** Directive **
Repeat the listing exactly as given, omitting every image.
(begin)
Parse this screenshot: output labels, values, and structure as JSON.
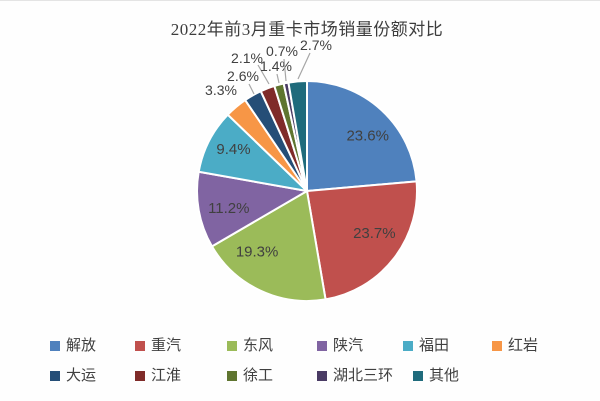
{
  "title": "2022年前3月重卡市场销量份额对比",
  "chart_data": {
    "type": "pie",
    "title": "2022年前3月重卡市场销量份额对比",
    "categories": [
      "解放",
      "重汽",
      "东风",
      "陕汽",
      "福田",
      "红岩",
      "大运",
      "江淮",
      "徐工",
      "湖北三环",
      "其他"
    ],
    "values": [
      23.6,
      23.7,
      19.3,
      11.2,
      9.4,
      3.3,
      2.6,
      2.1,
      1.4,
      0.7,
      2.7
    ],
    "labels": [
      "23.6%",
      "23.7%",
      "19.3%",
      "11.2%",
      "9.4%",
      "3.3%",
      "2.6%",
      "2.1%",
      "1.4%",
      "0.7%",
      "2.7%"
    ],
    "unit": "%",
    "colors": [
      "#4F81BD",
      "#C0504D",
      "#9BBB59",
      "#8064A2",
      "#4BACC6",
      "#F79646",
      "#254E77",
      "#7F2B29",
      "#5F7530",
      "#4A3B64",
      "#1F6B7C"
    ],
    "start_angle_deg": 0,
    "direction": "clockwise",
    "legend_position": "bottom",
    "leader_line_color": "#a6a6a6",
    "label_color": "#404040",
    "slice_border_color": "#ffffff"
  }
}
(end)
** Problem solution **
Parse this screenshot: output labels, values, and structure as JSON.
{
  "title": "2022年前3月重卡市场销量份额对比",
  "chart_data": {
    "type": "pie",
    "title": "2022年前3月重卡市场销量份额对比",
    "categories": [
      "解放",
      "重汽",
      "东风",
      "陕汽",
      "福田",
      "红岩",
      "大运",
      "江淮",
      "徐工",
      "湖北三环",
      "其他"
    ],
    "values": [
      23.6,
      23.7,
      19.3,
      11.2,
      9.4,
      3.3,
      2.6,
      2.1,
      1.4,
      0.7,
      2.7
    ],
    "labels": [
      "23.6%",
      "23.7%",
      "19.3%",
      "11.2%",
      "9.4%",
      "3.3%",
      "2.6%",
      "2.1%",
      "1.4%",
      "0.7%",
      "2.7%"
    ],
    "unit": "%",
    "colors": [
      "#4F81BD",
      "#C0504D",
      "#9BBB59",
      "#8064A2",
      "#4BACC6",
      "#F79646",
      "#254E77",
      "#7F2B29",
      "#5F7530",
      "#4A3B64",
      "#1F6B7C"
    ],
    "start_angle_deg": 0,
    "direction": "clockwise",
    "legend_position": "bottom",
    "leader_line_color": "#a6a6a6",
    "label_color": "#404040",
    "slice_border_color": "#ffffff"
  }
}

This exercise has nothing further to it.